■ **Text to read**
┌──
The data.gov.uk linked data project found itself in need on an ontology or vocabulary to support linked data publishing of government organizational information. A check for existing ontologies didn’t turn up an ideal solution so we decided to develop one.

This is the first of a series of posts describing the process we went through to do so. It is not a tutorial on ontology design but hopefully will give some guidance and hints for people in a similar situation. It also documents what we did, which might help to answer “why did you do it that way?” questions in future. 🙂

For anyone who is looking for a tutorial on ontology design then I’d recommend:

  • as an introduction, use the classic Ontology 101
  • for high level design criteria then see the five core principles in Gruber
  • for a methodology, based on philosophical principles but leads to practical issues to consider, see OntoClean
  • for design patterns to help keep a large ontology modular and maintainable see Rector
  • for further study then look at Sowa; Semantic Web for the Working Ontologist gets good reviews but I’ve not read it yet

Requirements

First we need to figure out what the ontology has to cover. For this we need to both scope the domain and develop some informal or formal “competency questions”.

Aside: When developing a data schema you need to know a lot of details of the application so that you can optimize the schema for the data access paths needed for the application. An ontology is not a data schema, it is supposed to directly model the domain concepts and be independent of low level representation issues. So it’s tempting to think that once you know the domain you can just start modeling. However, an ontology is never some neutral Platonic ideal, an ontology is coloured by your modeling perspective and there are always lots of decisions about how deeply to model something. In this case we are developing a vocabulary which will directly define the RDF representation for some data, not a pure ontology, so ease of query is indeed a factor.

In this case the domain is organizational structure. The intended application is for publishing UK Government information but we want the ontology to be independent of the details of government structure. The aim is to have a simple, reusable core which can be specialized to particular organizational situations.

The concepts we need to cover include:

  • organizational structure
    • notion of an organization
    • decomposition into sub-organizations and groups
    • maybe some relationships between organizations
  • reporting structure
    • people reporting structure within an organization
    • roles, relationship between person and organization, such as “head of”
└──
■ **Jobs**
[1] In the post on building an ontology for government organizational data, which resource is recommended as an introduction to ontology design?
[2] Extend the post on building an ontology for government organizational data, picking up right after its final list item.

■ **Stored rows**
┌──
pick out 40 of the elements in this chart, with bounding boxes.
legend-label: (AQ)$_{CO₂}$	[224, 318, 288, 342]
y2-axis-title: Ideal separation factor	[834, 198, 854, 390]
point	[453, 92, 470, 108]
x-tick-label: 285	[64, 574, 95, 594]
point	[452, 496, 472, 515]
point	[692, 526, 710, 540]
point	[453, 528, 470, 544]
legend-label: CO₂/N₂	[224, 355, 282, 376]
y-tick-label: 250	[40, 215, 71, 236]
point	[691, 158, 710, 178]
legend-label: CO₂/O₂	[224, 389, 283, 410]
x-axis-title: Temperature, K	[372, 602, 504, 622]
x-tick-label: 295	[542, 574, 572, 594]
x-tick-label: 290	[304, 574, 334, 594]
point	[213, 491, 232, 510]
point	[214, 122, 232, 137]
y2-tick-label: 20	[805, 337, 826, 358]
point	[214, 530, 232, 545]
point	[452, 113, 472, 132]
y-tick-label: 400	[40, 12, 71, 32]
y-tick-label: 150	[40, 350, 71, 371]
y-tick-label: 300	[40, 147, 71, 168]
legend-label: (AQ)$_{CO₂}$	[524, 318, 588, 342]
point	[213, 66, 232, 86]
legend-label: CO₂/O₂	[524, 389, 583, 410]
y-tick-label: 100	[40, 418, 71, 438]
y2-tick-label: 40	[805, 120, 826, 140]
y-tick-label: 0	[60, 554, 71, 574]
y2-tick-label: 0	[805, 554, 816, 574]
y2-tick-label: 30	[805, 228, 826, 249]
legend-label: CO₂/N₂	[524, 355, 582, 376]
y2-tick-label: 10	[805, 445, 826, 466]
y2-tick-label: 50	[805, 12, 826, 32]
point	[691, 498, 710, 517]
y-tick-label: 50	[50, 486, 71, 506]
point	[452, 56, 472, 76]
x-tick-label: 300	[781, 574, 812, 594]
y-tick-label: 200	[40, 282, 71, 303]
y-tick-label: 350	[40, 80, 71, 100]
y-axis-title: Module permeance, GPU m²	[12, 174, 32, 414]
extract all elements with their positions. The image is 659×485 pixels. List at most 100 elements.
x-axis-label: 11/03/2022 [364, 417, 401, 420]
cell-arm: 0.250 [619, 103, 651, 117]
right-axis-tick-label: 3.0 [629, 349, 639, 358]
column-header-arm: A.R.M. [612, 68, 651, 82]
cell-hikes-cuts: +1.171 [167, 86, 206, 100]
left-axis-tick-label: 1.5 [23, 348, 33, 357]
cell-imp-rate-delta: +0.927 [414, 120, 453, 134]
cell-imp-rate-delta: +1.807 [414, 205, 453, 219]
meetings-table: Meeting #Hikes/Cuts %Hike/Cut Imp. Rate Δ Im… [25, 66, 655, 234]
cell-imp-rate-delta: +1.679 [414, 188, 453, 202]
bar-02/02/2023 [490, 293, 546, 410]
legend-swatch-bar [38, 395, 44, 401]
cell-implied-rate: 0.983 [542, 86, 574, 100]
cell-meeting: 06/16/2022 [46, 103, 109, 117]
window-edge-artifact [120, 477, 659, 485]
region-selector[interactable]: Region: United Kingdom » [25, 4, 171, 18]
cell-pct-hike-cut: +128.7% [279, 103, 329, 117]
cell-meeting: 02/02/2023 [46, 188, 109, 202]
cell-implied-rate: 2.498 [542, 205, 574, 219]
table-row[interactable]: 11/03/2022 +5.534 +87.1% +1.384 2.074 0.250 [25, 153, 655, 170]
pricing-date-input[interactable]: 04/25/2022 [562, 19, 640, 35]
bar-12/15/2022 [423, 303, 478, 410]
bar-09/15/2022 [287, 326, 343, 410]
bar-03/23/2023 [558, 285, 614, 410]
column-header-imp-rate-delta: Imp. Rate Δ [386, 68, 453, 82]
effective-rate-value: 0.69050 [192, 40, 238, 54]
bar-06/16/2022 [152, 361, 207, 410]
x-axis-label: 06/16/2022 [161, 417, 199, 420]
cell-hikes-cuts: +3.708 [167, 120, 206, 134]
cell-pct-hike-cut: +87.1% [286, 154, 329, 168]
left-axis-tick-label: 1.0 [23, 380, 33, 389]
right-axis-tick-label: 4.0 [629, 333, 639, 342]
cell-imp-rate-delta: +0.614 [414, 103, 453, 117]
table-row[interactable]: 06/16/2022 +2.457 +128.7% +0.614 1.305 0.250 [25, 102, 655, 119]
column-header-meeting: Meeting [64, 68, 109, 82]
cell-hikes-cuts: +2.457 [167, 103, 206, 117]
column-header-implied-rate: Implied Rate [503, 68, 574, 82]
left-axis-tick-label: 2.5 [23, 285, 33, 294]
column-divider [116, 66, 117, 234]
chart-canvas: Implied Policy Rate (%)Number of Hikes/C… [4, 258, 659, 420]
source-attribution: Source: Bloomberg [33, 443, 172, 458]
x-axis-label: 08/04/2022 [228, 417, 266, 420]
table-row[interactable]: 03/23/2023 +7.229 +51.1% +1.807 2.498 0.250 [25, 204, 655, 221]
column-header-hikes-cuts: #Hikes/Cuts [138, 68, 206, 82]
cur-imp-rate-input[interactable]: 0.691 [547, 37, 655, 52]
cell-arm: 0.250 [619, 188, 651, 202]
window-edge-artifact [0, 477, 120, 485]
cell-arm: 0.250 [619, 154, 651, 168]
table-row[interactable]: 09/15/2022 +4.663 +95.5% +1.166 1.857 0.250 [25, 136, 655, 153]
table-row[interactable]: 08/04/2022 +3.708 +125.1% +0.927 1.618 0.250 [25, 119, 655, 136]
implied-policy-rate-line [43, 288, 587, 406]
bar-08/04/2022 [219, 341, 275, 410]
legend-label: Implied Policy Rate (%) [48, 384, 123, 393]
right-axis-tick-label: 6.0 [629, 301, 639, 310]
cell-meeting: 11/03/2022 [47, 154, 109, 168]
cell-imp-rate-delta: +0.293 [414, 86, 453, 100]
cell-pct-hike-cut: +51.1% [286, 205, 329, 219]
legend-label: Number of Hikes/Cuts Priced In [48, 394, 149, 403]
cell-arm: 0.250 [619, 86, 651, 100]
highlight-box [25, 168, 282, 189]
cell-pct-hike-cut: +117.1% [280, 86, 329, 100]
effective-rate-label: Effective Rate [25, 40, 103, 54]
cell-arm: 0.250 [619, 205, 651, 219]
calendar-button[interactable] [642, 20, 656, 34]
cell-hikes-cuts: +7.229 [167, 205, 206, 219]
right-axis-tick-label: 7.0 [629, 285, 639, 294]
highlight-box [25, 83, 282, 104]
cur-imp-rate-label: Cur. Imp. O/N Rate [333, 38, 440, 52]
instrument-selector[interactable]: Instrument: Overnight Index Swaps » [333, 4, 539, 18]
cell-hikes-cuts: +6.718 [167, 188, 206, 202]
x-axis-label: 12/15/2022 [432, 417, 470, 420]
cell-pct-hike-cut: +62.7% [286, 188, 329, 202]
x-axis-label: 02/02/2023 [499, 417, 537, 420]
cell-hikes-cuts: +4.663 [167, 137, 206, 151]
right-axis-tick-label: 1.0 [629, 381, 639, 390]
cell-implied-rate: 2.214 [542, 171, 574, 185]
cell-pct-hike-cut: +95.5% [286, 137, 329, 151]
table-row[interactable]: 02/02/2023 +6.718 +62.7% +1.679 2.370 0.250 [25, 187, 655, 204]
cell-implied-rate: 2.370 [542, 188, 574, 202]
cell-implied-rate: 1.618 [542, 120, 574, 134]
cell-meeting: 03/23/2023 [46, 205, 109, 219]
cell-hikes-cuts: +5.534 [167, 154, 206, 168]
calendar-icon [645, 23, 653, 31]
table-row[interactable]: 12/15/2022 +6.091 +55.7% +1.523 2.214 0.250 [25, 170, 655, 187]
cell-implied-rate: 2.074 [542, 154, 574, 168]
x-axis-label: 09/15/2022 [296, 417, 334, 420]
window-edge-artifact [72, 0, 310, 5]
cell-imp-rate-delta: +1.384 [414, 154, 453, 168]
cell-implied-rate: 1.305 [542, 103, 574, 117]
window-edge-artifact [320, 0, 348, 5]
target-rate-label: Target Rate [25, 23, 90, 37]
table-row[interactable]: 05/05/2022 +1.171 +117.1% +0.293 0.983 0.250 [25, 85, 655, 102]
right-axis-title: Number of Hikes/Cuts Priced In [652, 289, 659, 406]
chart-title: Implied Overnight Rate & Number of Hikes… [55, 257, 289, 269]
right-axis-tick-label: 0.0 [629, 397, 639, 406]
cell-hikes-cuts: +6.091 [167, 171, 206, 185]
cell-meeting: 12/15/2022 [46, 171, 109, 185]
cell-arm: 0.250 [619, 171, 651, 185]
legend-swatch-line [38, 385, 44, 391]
└──
■ **Response list**
[1] The classic Ontology 101.

[2]
    • attributes of those roles
    • people fulfilling the roles and attributes of that (e.g. salary)
  • location information
    • sites, buildings, locations within buildings
    • virtual locations (registered addresses, virtual offices)?

We might also want:

  • organizational purpose and responsibilities
  • organizational history (merger, renaming, repurposing)

Initial competency questions are probably things like:

  • who is the head of organization The National Archive?
  • where are they located?
  • what was their official salary in 2009?
  • who reports to Prith Banerjee within HPLabs?
  • who is the head of the IT department within HPLabs Bristol?
  • list all geographies in which HP Labs operates
  • is Distinguished Technologist in HP Labs a permanent tenured position or a rotating appointment?
  • which government department was previously responsible for universities?
  • which departments, if any, were merged to create DCSF?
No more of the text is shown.